> [Entries supplied]

* BEGIN *

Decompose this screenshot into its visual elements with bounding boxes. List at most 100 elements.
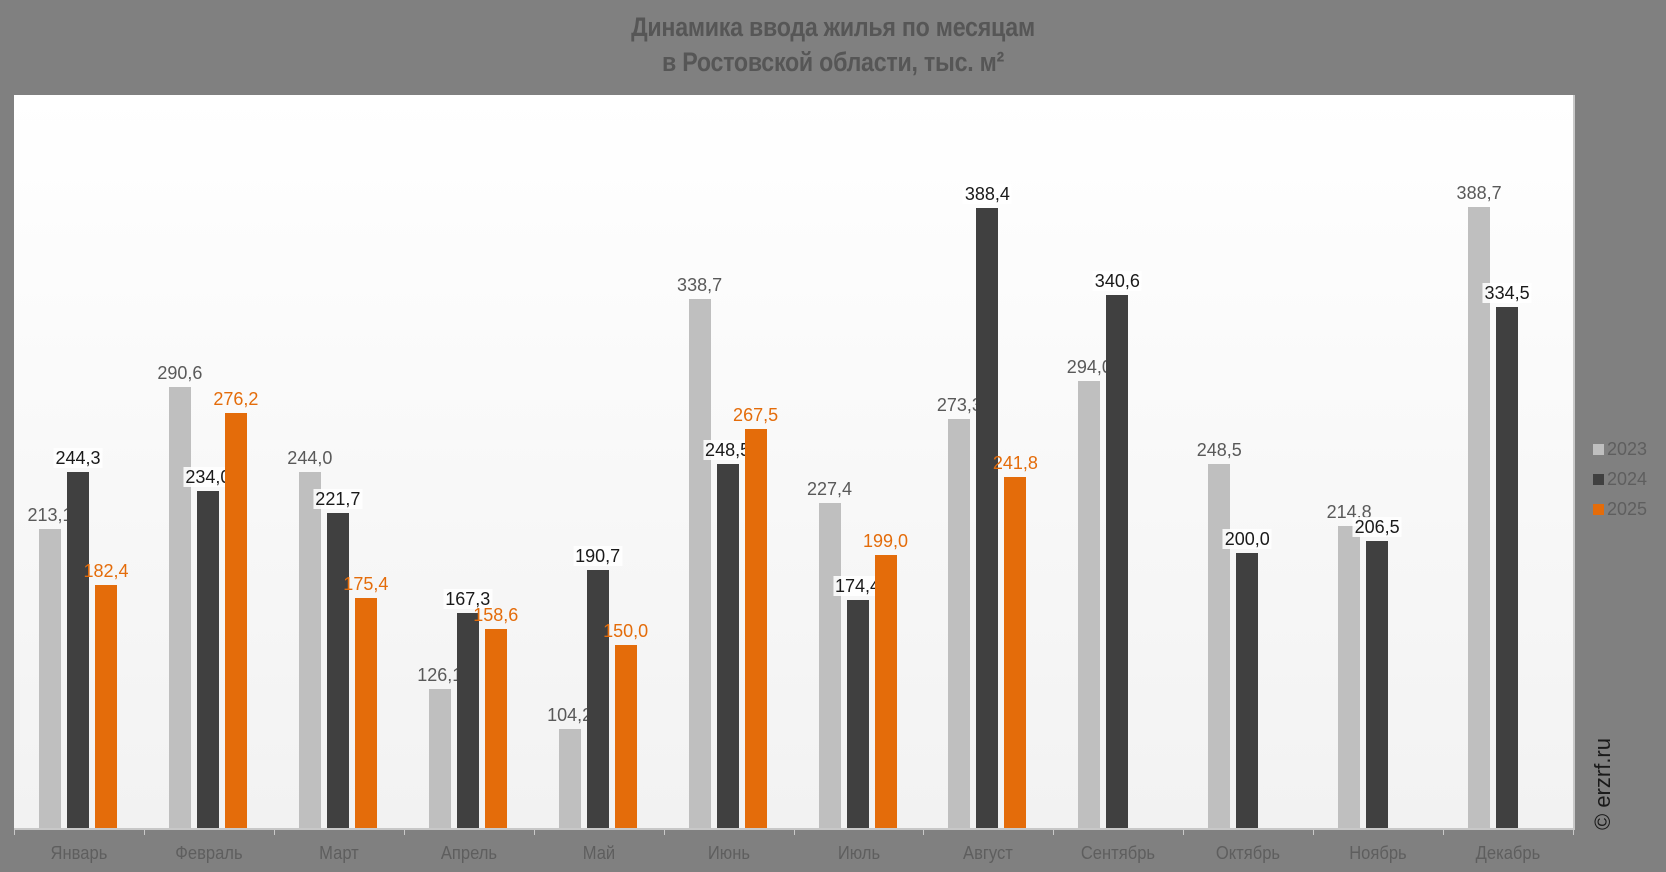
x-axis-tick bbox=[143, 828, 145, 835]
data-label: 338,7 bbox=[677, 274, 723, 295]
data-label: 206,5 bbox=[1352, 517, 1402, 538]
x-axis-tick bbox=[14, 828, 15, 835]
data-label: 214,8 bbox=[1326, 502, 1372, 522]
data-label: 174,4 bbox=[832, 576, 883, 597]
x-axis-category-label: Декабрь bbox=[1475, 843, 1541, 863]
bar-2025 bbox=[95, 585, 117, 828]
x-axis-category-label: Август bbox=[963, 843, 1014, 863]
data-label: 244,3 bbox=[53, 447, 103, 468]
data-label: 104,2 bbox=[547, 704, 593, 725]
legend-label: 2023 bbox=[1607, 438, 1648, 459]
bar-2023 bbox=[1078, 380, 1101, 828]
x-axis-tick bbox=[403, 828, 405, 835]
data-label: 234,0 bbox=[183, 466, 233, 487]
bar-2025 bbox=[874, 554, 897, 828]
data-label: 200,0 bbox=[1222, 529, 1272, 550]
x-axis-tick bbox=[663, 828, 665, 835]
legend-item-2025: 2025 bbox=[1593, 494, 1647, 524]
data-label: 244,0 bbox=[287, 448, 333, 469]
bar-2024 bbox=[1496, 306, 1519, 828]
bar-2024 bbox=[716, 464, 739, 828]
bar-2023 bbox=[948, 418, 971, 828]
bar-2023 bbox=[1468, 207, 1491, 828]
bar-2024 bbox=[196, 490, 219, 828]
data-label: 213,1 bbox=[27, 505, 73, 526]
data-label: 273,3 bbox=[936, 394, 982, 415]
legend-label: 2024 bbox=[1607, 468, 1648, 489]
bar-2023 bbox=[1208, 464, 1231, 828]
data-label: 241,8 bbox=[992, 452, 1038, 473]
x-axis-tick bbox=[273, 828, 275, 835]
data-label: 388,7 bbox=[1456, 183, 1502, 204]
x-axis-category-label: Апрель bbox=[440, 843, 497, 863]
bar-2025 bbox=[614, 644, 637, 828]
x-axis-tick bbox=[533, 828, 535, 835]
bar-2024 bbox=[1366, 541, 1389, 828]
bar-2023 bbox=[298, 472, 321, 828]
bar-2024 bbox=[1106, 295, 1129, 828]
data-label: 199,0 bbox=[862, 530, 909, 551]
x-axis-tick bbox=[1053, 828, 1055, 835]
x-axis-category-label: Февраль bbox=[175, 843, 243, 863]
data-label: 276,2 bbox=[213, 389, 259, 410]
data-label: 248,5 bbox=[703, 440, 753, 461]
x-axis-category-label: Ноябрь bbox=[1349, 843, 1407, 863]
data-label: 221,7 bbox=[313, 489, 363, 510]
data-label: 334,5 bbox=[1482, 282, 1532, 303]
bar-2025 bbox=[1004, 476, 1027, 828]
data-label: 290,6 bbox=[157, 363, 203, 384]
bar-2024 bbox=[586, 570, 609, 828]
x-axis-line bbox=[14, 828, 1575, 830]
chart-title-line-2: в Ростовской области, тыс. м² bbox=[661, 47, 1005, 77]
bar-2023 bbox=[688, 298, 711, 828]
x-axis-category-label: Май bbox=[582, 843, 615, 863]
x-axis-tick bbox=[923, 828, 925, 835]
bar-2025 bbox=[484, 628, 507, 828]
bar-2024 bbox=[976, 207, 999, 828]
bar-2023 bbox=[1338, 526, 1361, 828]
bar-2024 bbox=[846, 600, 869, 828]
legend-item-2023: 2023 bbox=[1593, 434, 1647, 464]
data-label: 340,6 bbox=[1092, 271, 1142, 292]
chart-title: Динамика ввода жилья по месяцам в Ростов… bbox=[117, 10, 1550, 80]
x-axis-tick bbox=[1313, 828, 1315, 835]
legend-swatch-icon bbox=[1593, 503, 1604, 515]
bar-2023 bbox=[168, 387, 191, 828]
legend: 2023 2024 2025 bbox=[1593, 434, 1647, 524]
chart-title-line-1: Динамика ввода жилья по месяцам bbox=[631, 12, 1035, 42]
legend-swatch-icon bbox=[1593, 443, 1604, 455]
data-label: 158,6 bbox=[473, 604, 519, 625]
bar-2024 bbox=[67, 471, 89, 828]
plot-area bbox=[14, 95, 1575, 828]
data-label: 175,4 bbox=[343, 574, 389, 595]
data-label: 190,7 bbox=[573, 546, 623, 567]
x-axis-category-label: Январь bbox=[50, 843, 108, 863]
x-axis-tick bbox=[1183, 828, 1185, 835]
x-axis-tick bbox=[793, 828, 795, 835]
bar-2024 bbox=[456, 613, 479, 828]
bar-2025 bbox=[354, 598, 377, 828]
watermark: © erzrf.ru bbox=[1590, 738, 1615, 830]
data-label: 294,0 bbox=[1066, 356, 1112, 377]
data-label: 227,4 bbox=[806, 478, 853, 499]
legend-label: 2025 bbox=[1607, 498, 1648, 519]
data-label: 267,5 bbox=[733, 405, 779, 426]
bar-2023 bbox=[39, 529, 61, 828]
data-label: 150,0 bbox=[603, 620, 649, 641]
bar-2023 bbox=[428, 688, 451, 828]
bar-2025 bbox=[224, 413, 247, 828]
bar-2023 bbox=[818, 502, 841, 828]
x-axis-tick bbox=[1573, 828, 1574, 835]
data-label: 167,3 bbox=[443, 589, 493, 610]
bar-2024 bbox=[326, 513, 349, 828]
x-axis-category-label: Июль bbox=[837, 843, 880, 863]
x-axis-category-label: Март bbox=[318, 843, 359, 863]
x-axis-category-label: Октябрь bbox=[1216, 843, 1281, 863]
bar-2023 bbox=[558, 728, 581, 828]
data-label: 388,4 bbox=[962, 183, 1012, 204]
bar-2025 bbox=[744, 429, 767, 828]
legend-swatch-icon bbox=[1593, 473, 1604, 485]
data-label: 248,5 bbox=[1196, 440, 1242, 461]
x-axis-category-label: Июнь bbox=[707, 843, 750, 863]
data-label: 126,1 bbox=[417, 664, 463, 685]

* END *
* BEGIN *

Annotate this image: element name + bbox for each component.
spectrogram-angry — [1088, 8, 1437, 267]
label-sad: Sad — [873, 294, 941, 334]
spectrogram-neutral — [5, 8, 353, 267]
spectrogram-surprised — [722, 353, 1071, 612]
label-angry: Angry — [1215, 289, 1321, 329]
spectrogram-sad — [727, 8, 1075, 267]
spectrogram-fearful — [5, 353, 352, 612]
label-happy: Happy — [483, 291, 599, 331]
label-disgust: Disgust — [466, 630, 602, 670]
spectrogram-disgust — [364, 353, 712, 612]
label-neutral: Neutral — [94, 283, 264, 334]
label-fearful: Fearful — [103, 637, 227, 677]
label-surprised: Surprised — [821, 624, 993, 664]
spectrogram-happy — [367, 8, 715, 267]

* END *

> [Work instructions] Arrange the material from the line containing "Annotate this image: element" through the line containing "spectrogram-happy — [367, 8, 715, 267]" as a Markdown table with the columns Number and Text. Omit blank lines, and give only this table.

> [Exercise response]
| Number | Text |
|---|---|
| 1 | Annotate this image: element name + bbox for each component. |
| 2 | spectrogram-angry — [1088, 8, 1437, 267] |
| 3 | label-sad: Sad — [873, 294, 941, 334] |
| 4 | spectrogram-neutral — [5, 8, 353, 267] |
| 5 | spectrogram-surprised — [722, 353, 1071, 612] |
| 6 | label-angry: Angry — [1215, 289, 1321, 329] |
| 7 | spectrogram-sad — [727, 8, 1075, 267] |
| 8 | spectrogram-fearful — [5, 353, 352, 612] |
| 9 | label-happy: Happy — [483, 291, 599, 331] |
| 10 | label-disgust: Disgust — [466, 630, 602, 670] |
| 11 | spectrogram-disgust — [364, 353, 712, 612] |
| 12 | label-neutral: Neutral — [94, 283, 264, 334] |
| 13 | label-fearful: Fearful — [103, 637, 227, 677] |
| 14 | label-surprised: Surprised — [821, 624, 993, 664] |
| 15 | spectrogram-happy — [367, 8, 715, 267] |